▶ TASK DIRECTIONS:
Return all of the data exactly as written, without the pictures.

-- Start of MATERIAL FOR THIS TASK --

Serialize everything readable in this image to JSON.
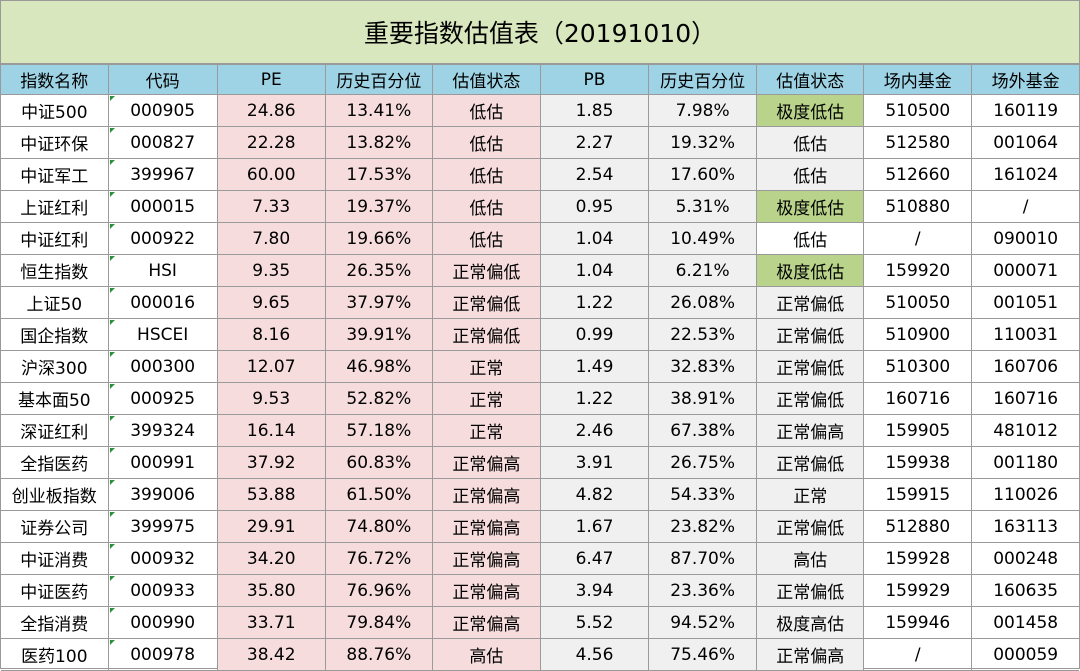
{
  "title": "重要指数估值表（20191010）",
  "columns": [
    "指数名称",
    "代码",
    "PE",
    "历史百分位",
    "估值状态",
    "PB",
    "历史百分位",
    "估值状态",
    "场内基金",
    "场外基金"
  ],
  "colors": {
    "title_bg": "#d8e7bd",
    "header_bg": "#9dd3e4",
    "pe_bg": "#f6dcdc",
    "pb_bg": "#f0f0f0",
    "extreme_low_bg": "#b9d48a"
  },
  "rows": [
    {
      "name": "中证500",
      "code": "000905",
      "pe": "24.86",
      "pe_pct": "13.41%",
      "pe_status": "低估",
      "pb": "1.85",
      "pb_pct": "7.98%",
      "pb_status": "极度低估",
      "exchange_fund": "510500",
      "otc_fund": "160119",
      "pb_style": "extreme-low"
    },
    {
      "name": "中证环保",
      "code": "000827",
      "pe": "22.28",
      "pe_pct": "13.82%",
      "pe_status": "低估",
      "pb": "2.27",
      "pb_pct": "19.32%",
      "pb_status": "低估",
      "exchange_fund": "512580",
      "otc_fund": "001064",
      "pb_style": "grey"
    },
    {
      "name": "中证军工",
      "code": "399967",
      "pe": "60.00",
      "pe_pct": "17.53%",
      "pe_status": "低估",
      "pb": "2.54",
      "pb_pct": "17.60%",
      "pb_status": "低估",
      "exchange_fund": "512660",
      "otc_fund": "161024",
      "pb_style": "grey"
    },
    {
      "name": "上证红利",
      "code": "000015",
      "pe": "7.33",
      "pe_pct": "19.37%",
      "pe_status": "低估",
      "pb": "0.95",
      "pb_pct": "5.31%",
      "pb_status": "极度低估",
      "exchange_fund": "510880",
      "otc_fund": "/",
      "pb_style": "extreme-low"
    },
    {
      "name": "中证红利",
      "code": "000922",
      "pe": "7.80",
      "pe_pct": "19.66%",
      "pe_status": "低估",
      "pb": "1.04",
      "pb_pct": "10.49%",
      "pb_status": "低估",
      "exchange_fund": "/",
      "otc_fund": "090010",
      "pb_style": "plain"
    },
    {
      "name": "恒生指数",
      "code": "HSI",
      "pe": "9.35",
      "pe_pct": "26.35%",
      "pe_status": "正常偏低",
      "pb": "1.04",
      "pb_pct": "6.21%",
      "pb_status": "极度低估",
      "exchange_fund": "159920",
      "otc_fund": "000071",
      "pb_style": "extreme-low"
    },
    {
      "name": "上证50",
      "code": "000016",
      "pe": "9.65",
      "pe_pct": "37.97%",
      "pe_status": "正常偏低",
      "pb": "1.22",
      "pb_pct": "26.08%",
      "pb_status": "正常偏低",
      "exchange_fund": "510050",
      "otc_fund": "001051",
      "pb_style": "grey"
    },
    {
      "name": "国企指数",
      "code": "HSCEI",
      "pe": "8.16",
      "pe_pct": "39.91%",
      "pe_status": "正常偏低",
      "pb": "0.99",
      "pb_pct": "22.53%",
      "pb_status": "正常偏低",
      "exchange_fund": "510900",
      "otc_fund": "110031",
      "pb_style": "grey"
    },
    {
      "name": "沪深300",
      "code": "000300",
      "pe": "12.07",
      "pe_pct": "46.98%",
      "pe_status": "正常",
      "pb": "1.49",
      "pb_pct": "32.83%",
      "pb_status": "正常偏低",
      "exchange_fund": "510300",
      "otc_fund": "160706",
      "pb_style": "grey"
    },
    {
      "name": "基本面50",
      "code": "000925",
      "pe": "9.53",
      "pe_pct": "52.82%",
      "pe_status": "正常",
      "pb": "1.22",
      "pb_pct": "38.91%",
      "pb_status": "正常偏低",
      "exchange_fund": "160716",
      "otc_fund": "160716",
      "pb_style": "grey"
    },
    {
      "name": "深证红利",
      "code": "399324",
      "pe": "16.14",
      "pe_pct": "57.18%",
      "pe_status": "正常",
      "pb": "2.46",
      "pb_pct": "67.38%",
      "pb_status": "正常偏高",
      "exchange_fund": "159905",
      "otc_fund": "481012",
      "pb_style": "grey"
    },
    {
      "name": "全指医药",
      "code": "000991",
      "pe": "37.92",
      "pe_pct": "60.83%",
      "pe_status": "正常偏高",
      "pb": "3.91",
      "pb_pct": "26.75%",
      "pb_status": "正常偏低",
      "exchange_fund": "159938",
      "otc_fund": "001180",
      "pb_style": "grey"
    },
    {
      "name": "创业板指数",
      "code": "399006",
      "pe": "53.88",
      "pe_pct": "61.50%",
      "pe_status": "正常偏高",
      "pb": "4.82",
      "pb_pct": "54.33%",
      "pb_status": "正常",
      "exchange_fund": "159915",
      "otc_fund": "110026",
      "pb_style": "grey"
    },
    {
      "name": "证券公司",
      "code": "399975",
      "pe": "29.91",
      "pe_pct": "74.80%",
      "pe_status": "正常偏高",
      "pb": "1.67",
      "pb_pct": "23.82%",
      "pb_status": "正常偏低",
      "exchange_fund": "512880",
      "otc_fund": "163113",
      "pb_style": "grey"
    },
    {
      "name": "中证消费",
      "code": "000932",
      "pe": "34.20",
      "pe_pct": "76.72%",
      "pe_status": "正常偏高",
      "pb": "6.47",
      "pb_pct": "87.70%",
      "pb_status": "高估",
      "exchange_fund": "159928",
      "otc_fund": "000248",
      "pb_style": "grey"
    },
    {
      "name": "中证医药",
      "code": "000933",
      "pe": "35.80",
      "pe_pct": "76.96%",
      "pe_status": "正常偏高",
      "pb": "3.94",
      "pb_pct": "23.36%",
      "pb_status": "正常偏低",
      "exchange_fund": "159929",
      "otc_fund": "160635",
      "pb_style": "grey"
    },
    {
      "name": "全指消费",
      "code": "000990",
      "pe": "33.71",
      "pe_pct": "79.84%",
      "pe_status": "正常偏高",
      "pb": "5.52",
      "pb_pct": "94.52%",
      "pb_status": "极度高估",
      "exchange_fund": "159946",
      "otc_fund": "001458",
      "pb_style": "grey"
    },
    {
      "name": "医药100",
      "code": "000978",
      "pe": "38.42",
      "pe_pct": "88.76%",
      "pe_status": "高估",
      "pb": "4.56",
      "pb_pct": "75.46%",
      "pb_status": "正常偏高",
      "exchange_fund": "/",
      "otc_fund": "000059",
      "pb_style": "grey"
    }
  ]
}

-- End of MATERIAL FOR THIS TASK --

▶ TASK SOLUTION:
Serialize everything readable in this image to JSON.
{
  "title": "重要指数估值表（20191010）",
  "columns": [
    "指数名称",
    "代码",
    "PE",
    "历史百分位",
    "估值状态",
    "PB",
    "历史百分位",
    "估值状态",
    "场内基金",
    "场外基金"
  ],
  "colors": {
    "title_bg": "#d8e7bd",
    "header_bg": "#9dd3e4",
    "pe_bg": "#f6dcdc",
    "pb_bg": "#f0f0f0",
    "extreme_low_bg": "#b9d48a"
  },
  "rows": [
    {
      "name": "中证500",
      "code": "000905",
      "pe": "24.86",
      "pe_pct": "13.41%",
      "pe_status": "低估",
      "pb": "1.85",
      "pb_pct": "7.98%",
      "pb_status": "极度低估",
      "exchange_fund": "510500",
      "otc_fund": "160119",
      "pb_style": "extreme-low"
    },
    {
      "name": "中证环保",
      "code": "000827",
      "pe": "22.28",
      "pe_pct": "13.82%",
      "pe_status": "低估",
      "pb": "2.27",
      "pb_pct": "19.32%",
      "pb_status": "低估",
      "exchange_fund": "512580",
      "otc_fund": "001064",
      "pb_style": "grey"
    },
    {
      "name": "中证军工",
      "code": "399967",
      "pe": "60.00",
      "pe_pct": "17.53%",
      "pe_status": "低估",
      "pb": "2.54",
      "pb_pct": "17.60%",
      "pb_status": "低估",
      "exchange_fund": "512660",
      "otc_fund": "161024",
      "pb_style": "grey"
    },
    {
      "name": "上证红利",
      "code": "000015",
      "pe": "7.33",
      "pe_pct": "19.37%",
      "pe_status": "低估",
      "pb": "0.95",
      "pb_pct": "5.31%",
      "pb_status": "极度低估",
      "exchange_fund": "510880",
      "otc_fund": "/",
      "pb_style": "extreme-low"
    },
    {
      "name": "中证红利",
      "code": "000922",
      "pe": "7.80",
      "pe_pct": "19.66%",
      "pe_status": "低估",
      "pb": "1.04",
      "pb_pct": "10.49%",
      "pb_status": "低估",
      "exchange_fund": "/",
      "otc_fund": "090010",
      "pb_style": "plain"
    },
    {
      "name": "恒生指数",
      "code": "HSI",
      "pe": "9.35",
      "pe_pct": "26.35%",
      "pe_status": "正常偏低",
      "pb": "1.04",
      "pb_pct": "6.21%",
      "pb_status": "极度低估",
      "exchange_fund": "159920",
      "otc_fund": "000071",
      "pb_style": "extreme-low"
    },
    {
      "name": "上证50",
      "code": "000016",
      "pe": "9.65",
      "pe_pct": "37.97%",
      "pe_status": "正常偏低",
      "pb": "1.22",
      "pb_pct": "26.08%",
      "pb_status": "正常偏低",
      "exchange_fund": "510050",
      "otc_fund": "001051",
      "pb_style": "grey"
    },
    {
      "name": "国企指数",
      "code": "HSCEI",
      "pe": "8.16",
      "pe_pct": "39.91%",
      "pe_status": "正常偏低",
      "pb": "0.99",
      "pb_pct": "22.53%",
      "pb_status": "正常偏低",
      "exchange_fund": "510900",
      "otc_fund": "110031",
      "pb_style": "grey"
    },
    {
      "name": "沪深300",
      "code": "000300",
      "pe": "12.07",
      "pe_pct": "46.98%",
      "pe_status": "正常",
      "pb": "1.49",
      "pb_pct": "32.83%",
      "pb_status": "正常偏低",
      "exchange_fund": "510300",
      "otc_fund": "160706",
      "pb_style": "grey"
    },
    {
      "name": "基本面50",
      "code": "000925",
      "pe": "9.53",
      "pe_pct": "52.82%",
      "pe_status": "正常",
      "pb": "1.22",
      "pb_pct": "38.91%",
      "pb_status": "正常偏低",
      "exchange_fund": "160716",
      "otc_fund": "160716",
      "pb_style": "grey"
    },
    {
      "name": "深证红利",
      "code": "399324",
      "pe": "16.14",
      "pe_pct": "57.18%",
      "pe_status": "正常",
      "pb": "2.46",
      "pb_pct": "67.38%",
      "pb_status": "正常偏高",
      "exchange_fund": "159905",
      "otc_fund": "481012",
      "pb_style": "grey"
    },
    {
      "name": "全指医药",
      "code": "000991",
      "pe": "37.92",
      "pe_pct": "60.83%",
      "pe_status": "正常偏高",
      "pb": "3.91",
      "pb_pct": "26.75%",
      "pb_status": "正常偏低",
      "exchange_fund": "159938",
      "otc_fund": "001180",
      "pb_style": "grey"
    },
    {
      "name": "创业板指数",
      "code": "399006",
      "pe": "53.88",
      "pe_pct": "61.50%",
      "pe_status": "正常偏高",
      "pb": "4.82",
      "pb_pct": "54.33%",
      "pb_status": "正常",
      "exchange_fund": "159915",
      "otc_fund": "110026",
      "pb_style": "grey"
    },
    {
      "name": "证券公司",
      "code": "399975",
      "pe": "29.91",
      "pe_pct": "74.80%",
      "pe_status": "正常偏高",
      "pb": "1.67",
      "pb_pct": "23.82%",
      "pb_status": "正常偏低",
      "exchange_fund": "512880",
      "otc_fund": "163113",
      "pb_style": "grey"
    },
    {
      "name": "中证消费",
      "code": "000932",
      "pe": "34.20",
      "pe_pct": "76.72%",
      "pe_status": "正常偏高",
      "pb": "6.47",
      "pb_pct": "87.70%",
      "pb_status": "高估",
      "exchange_fund": "159928",
      "otc_fund": "000248",
      "pb_style": "grey"
    },
    {
      "name": "中证医药",
      "code": "000933",
      "pe": "35.80",
      "pe_pct": "76.96%",
      "pe_status": "正常偏高",
      "pb": "3.94",
      "pb_pct": "23.36%",
      "pb_status": "正常偏低",
      "exchange_fund": "159929",
      "otc_fund": "160635",
      "pb_style": "grey"
    },
    {
      "name": "全指消费",
      "code": "000990",
      "pe": "33.71",
      "pe_pct": "79.84%",
      "pe_status": "正常偏高",
      "pb": "5.52",
      "pb_pct": "94.52%",
      "pb_status": "极度高估",
      "exchange_fund": "159946",
      "otc_fund": "001458",
      "pb_style": "grey"
    },
    {
      "name": "医药100",
      "code": "000978",
      "pe": "38.42",
      "pe_pct": "88.76%",
      "pe_status": "高估",
      "pb": "4.56",
      "pb_pct": "75.46%",
      "pb_status": "正常偏高",
      "exchange_fund": "/",
      "otc_fund": "000059",
      "pb_style": "grey"
    }
  ]
}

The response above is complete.